OBJECTIVE
Below are entries; tally how many lines hold the string "Edmund" and answer with only that figure.

[START PROVIDED RECORDS]

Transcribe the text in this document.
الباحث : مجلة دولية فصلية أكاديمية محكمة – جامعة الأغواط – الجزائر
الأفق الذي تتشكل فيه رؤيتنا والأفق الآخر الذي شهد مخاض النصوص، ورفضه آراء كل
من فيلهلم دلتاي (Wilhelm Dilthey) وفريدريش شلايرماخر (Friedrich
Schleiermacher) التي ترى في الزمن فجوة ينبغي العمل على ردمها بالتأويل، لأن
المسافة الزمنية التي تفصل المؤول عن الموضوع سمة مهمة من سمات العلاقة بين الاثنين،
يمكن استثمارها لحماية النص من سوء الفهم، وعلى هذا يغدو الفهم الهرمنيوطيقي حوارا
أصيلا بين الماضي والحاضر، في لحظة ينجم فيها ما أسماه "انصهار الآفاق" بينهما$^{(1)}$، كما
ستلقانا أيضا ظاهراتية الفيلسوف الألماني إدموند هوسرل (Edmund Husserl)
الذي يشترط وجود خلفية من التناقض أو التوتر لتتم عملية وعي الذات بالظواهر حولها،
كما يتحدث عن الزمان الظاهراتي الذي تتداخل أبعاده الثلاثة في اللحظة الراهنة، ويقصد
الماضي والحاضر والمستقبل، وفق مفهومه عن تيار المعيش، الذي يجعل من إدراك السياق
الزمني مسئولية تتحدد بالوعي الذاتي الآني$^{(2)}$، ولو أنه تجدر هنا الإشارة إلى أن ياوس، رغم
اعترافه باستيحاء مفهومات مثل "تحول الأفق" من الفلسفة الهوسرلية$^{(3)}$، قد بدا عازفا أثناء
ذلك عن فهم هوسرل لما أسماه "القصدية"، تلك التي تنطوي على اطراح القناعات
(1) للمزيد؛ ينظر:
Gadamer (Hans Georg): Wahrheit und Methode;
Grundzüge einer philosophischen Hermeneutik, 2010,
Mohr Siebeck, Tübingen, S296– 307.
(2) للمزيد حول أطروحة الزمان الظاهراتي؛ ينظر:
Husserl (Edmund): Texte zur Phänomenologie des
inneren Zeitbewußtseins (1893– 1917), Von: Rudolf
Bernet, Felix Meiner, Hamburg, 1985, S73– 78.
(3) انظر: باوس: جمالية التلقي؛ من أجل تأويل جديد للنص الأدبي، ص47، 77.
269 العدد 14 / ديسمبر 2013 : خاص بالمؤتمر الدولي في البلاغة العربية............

[END PROVIDED RECORDS]

SOLVED PROBLEM
2